What you should do: Omit all images. Write out the rest of the material exactly.

Dataset rows:
____

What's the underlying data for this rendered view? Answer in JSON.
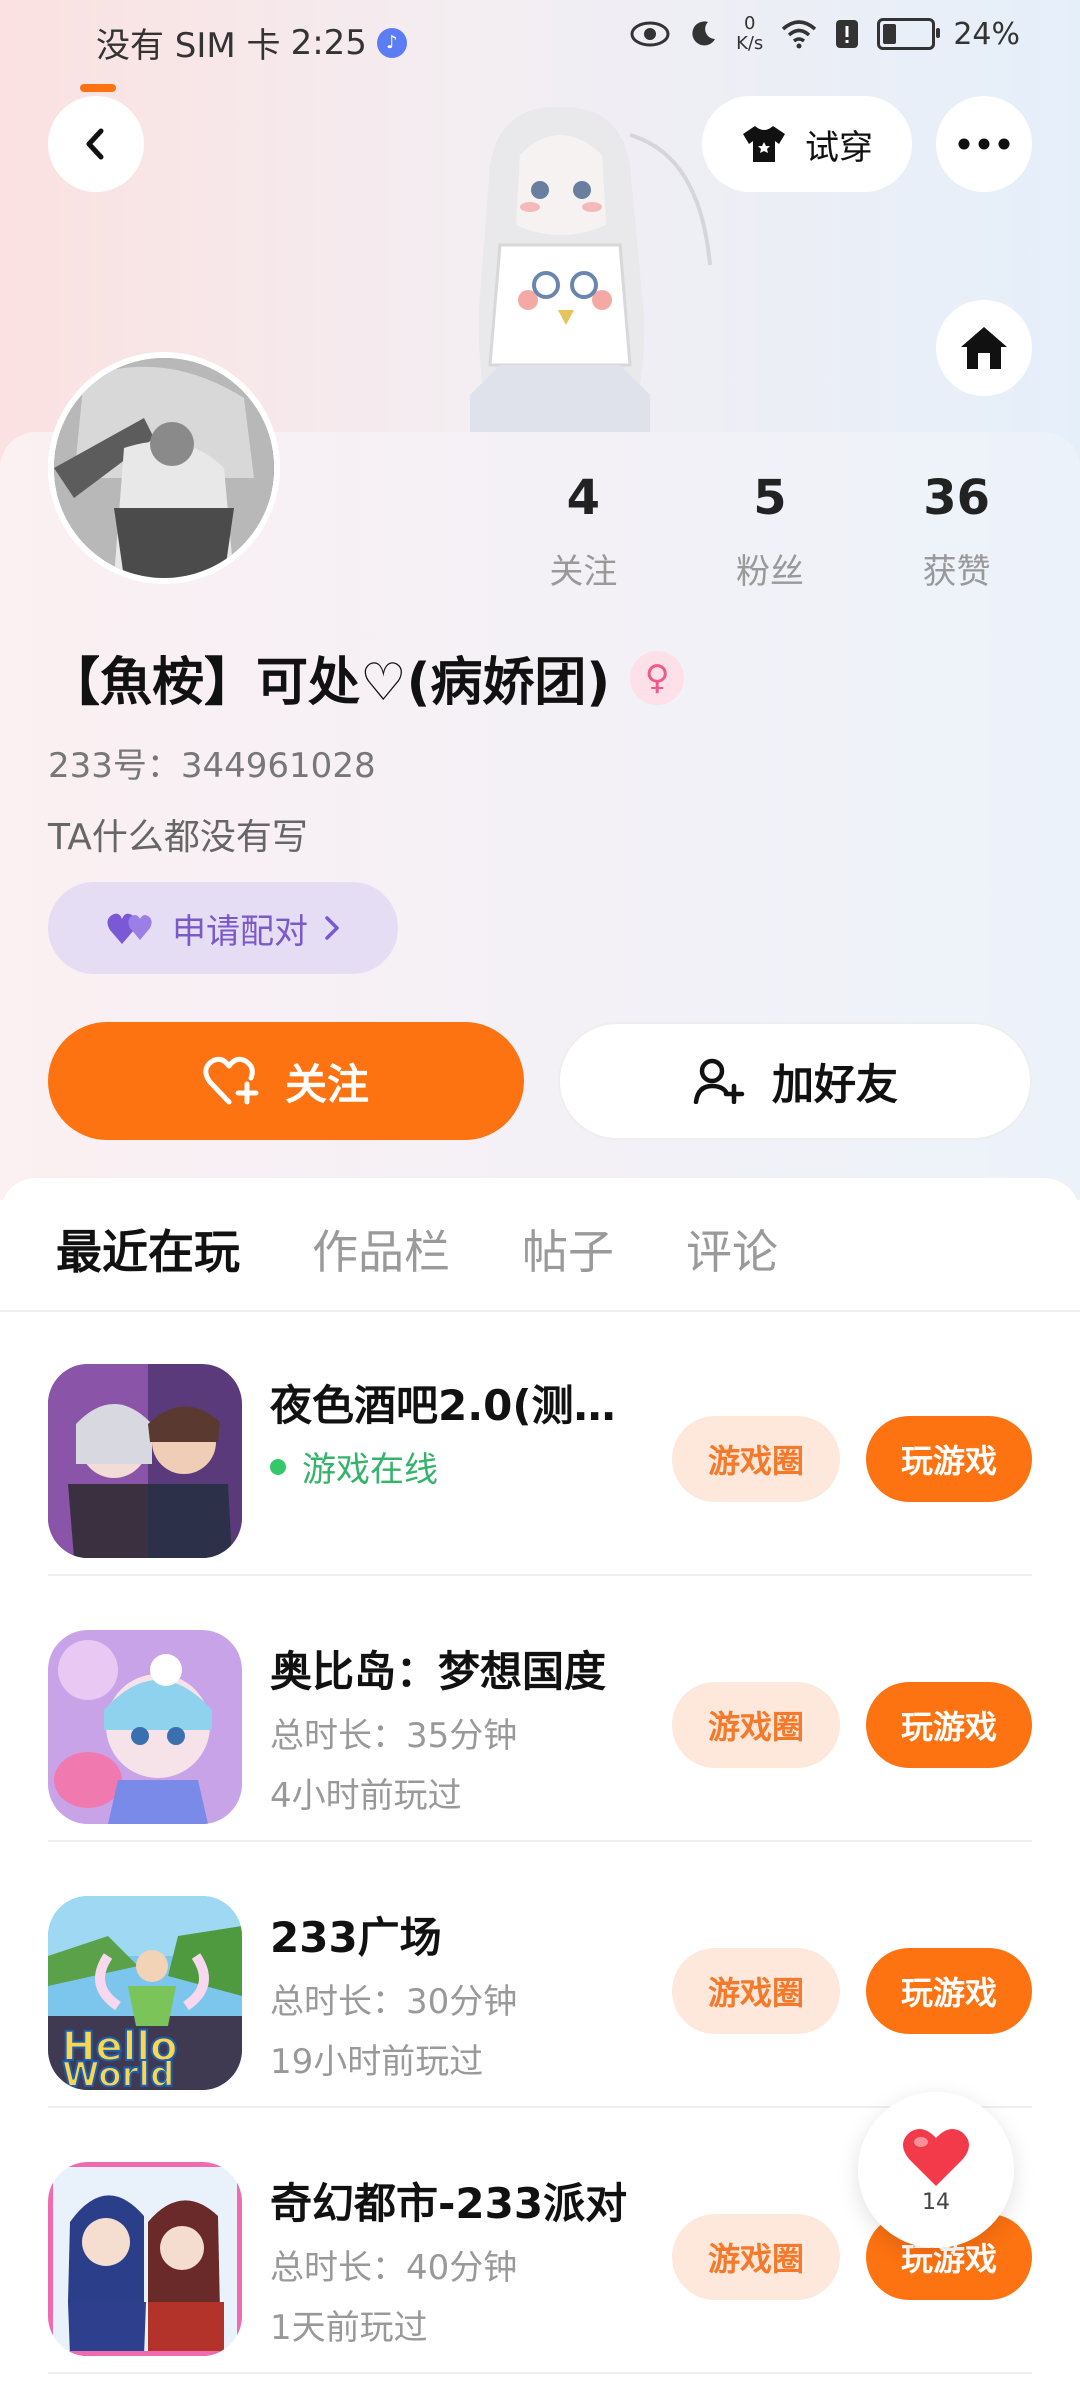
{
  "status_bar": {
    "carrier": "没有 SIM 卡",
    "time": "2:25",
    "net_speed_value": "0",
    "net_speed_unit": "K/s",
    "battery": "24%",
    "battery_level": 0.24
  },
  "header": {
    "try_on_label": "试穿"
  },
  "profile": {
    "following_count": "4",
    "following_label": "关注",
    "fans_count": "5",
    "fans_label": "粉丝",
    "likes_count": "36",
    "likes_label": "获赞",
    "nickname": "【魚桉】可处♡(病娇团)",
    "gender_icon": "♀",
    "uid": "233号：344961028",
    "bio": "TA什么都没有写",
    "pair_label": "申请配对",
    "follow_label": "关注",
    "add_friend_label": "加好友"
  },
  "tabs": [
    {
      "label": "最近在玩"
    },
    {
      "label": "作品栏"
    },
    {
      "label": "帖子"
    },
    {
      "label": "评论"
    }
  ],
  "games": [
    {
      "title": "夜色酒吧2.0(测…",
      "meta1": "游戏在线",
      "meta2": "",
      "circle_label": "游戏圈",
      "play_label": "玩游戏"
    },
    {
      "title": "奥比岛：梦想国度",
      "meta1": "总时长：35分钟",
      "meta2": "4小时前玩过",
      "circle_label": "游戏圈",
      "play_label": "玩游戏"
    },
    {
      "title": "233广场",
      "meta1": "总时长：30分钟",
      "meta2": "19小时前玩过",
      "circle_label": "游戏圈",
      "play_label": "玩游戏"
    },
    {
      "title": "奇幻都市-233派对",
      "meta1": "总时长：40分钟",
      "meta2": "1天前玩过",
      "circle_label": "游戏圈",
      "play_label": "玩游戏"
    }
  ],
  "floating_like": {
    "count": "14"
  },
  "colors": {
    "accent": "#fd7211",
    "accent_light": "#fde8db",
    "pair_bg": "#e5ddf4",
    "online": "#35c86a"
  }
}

____

Full solution:
What's the underlying data for this rendered view? Answer in JSON.
{
  "status_bar": {
    "carrier": "没有 SIM 卡",
    "time": "2:25",
    "net_speed_value": "0",
    "net_speed_unit": "K/s",
    "battery": "24%",
    "battery_level": 0.24
  },
  "header": {
    "try_on_label": "试穿"
  },
  "profile": {
    "following_count": "4",
    "following_label": "关注",
    "fans_count": "5",
    "fans_label": "粉丝",
    "likes_count": "36",
    "likes_label": "获赞",
    "nickname": "【魚桉】可处♡(病娇团)",
    "gender_icon": "♀",
    "uid": "233号：344961028",
    "bio": "TA什么都没有写",
    "pair_label": "申请配对",
    "follow_label": "关注",
    "add_friend_label": "加好友"
  },
  "tabs": [
    {
      "label": "最近在玩"
    },
    {
      "label": "作品栏"
    },
    {
      "label": "帖子"
    },
    {
      "label": "评论"
    }
  ],
  "games": [
    {
      "title": "夜色酒吧2.0(测…",
      "meta1": "游戏在线",
      "meta2": "",
      "circle_label": "游戏圈",
      "play_label": "玩游戏"
    },
    {
      "title": "奥比岛：梦想国度",
      "meta1": "总时长：35分钟",
      "meta2": "4小时前玩过",
      "circle_label": "游戏圈",
      "play_label": "玩游戏"
    },
    {
      "title": "233广场",
      "meta1": "总时长：30分钟",
      "meta2": "19小时前玩过",
      "circle_label": "游戏圈",
      "play_label": "玩游戏"
    },
    {
      "title": "奇幻都市-233派对",
      "meta1": "总时长：40分钟",
      "meta2": "1天前玩过",
      "circle_label": "游戏圈",
      "play_label": "玩游戏"
    }
  ],
  "floating_like": {
    "count": "14"
  },
  "colors": {
    "accent": "#fd7211",
    "accent_light": "#fde8db",
    "pair_bg": "#e5ddf4",
    "online": "#35c86a"
  }
}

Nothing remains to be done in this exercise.